_Goal_
Present the following data again exactly as it is shown.

_Records for this exercise_
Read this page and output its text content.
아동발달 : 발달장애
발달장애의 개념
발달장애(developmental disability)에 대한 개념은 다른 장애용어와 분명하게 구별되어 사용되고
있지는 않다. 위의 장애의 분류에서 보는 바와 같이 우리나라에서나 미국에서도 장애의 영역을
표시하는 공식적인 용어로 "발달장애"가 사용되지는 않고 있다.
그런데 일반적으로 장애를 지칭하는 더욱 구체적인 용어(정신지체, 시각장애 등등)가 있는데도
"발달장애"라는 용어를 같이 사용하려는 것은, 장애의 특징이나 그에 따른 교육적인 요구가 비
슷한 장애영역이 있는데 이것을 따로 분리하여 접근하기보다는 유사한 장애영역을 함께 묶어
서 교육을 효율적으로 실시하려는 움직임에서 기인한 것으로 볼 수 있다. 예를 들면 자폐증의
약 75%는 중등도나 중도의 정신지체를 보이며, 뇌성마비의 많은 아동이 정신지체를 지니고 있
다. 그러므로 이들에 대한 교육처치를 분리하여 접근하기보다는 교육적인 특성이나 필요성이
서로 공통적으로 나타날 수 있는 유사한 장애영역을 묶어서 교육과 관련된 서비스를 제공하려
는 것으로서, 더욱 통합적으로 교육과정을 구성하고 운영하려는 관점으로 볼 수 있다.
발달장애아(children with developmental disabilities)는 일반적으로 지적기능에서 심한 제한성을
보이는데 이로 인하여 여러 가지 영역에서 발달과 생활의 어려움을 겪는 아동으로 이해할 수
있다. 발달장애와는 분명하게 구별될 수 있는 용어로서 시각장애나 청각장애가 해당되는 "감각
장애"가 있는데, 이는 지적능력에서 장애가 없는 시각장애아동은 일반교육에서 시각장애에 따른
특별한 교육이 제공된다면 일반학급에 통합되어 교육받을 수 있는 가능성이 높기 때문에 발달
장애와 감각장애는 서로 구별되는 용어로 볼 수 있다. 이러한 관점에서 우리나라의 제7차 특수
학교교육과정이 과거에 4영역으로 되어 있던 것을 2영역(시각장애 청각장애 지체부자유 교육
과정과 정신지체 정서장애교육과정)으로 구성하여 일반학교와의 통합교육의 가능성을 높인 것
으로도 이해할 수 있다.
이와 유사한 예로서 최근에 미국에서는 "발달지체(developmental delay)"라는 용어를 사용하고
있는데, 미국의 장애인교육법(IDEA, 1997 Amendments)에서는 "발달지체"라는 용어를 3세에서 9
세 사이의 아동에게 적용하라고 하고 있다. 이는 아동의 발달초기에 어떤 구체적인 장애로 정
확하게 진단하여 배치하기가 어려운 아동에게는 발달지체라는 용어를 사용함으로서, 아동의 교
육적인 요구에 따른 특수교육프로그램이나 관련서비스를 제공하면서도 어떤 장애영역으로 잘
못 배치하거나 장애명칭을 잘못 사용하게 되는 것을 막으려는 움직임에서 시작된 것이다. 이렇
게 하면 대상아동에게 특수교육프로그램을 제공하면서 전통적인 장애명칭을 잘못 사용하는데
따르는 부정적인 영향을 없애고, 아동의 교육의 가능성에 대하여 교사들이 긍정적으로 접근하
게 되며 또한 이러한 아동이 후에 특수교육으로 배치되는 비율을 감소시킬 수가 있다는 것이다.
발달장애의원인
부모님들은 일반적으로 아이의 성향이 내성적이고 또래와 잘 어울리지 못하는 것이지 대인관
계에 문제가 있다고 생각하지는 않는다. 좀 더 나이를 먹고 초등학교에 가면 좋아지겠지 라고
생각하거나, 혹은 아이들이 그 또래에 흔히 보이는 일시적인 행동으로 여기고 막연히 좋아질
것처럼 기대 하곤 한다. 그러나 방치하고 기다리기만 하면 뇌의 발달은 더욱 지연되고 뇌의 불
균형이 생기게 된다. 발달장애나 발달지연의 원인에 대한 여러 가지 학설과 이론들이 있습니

_Completed exercise_
Read this page and output its text content.
아동발달 : 발달장애
발달장애의 개념
발달장애(developmental disability)에 대한 개념은 다른 장애용어와 분명하게 구별되어 사용되고
있지는 않다. 위의 장애의 분류에서 보는 바와 같이 우리나라에서나 미국에서도 장애의 영역을
표시하는 공식적인 용어로 "발달장애"가 사용되지는 않고 있다.
그런데 일반적으로 장애를 지칭하는 더욱 구체적인 용어(정신지체, 시각장애 등등)가 있는데도
"발달장애"라는 용어를 같이 사용하려는 것은, 장애의 특징이나 그에 따른 교육적인 요구가 비
슷한 장애영역이 있는데 이것을 따로 분리하여 접근하기보다는 유사한 장애영역을 함께 묶어
서 교육을 효율적으로 실시하려는 움직임에서 기인한 것으로 볼 수 있다. 예를 들면 자폐증의
약 75%는 중등도나 중도의 정신지체를 보이며, 뇌성마비의 많은 아동이 정신지체를 지니고 있
다. 그러므로 이들에 대한 교육처치를 분리하여 접근하기보다는 교육적인 특성이나 필요성이
서로 공통적으로 나타날 수 있는 유사한 장애영역을 묶어서 교육과 관련된 서비스를 제공하려
는 것으로서, 더욱 통합적으로 교육과정을 구성하고 운영하려는 관점으로 볼 수 있다.
발달장애아(children with developmental disabilities)는 일반적으로 지적기능에서 심한 제한성을
보이는데 이로 인하여 여러 가지 영역에서 발달과 생활의 어려움을 겪는 아동으로 이해할 수
있다. 발달장애와는 분명하게 구별될 수 있는 용어로서 시각장애나 청각장애가 해당되는 "감각
장애"가 있는데, 이는 지적능력에서 장애가 없는 시각장애아동은 일반교육에서 시각장애에 따른
특별한 교육이 제공된다면 일반학급에 통합되어 교육받을 수 있는 가능성이 높기 때문에 발달
장애와 감각장애는 서로 구별되는 용어로 볼 수 있다. 이러한 관점에서 우리나라의 제7차 특수
학교교육과정이 과거에 4영역으로 되어 있던 것을 2영역(시각장애 청각장애 지체부자유 교육
과정과 정신지체 정서장애교육과정)으로 구성하여 일반학교와의 통합교육의 가능성을 높인 것
으로도 이해할 수 있다.
이와 유사한 예로서 최근에 미국에서는 "발달지체(developmental delay)"라는 용어를 사용하고
있는데, 미국의 장애인교육법(IDEA, 1997 Amendments)에서는 "발달지체"라는 용어를 3세에서 9
세 사이의 아동에게 적용하라고 하고 있다. 이는 아동의 발달초기에 어떤 구체적인 장애로 정
확하게 진단하여 배치하기가 어려운 아동에게는 발달지체라는 용어를 사용함으로서, 아동의 교
육적인 요구에 따른 특수교육프로그램이나 관련서비스를 제공하면서도 어떤 장애영역으로 잘
못 배치하거나 장애명칭을 잘못 사용하게 되는 것을 막으려는 움직임에서 시작된 것이다. 이렇
게 하면 대상아동에게 특수교육프로그램을 제공하면서 전통적인 장애명칭을 잘못 사용하는데
따르는 부정적인 영향을 없애고, 아동의 교육의 가능성에 대하여 교사들이 긍정적으로 접근하
게 되며 또한 이러한 아동이 후에 특수교육으로 배치되는 비율을 감소시킬 수가 있다는 것이다.
발달장애의원인
부모님들은 일반적으로 아이의 성향이 내성적이고 또래와 잘 어울리지 못하는 것이지 대인관
계에 문제가 있다고 생각하지는 않는다. 좀 더 나이를 먹고 초등학교에 가면 좋아지겠지 라고
생각하거나, 혹은 아이들이 그 또래에 흔히 보이는 일시적인 행동으로 여기고 막연히 좋아질
것처럼 기대 하곤 한다. 그러나 방치하고 기다리기만 하면 뇌의 발달은 더욱 지연되고 뇌의 불
균형이 생기게 된다. 발달장애나 발달지연의 원인에 대한 여러 가지 학설과 이론들이 있습니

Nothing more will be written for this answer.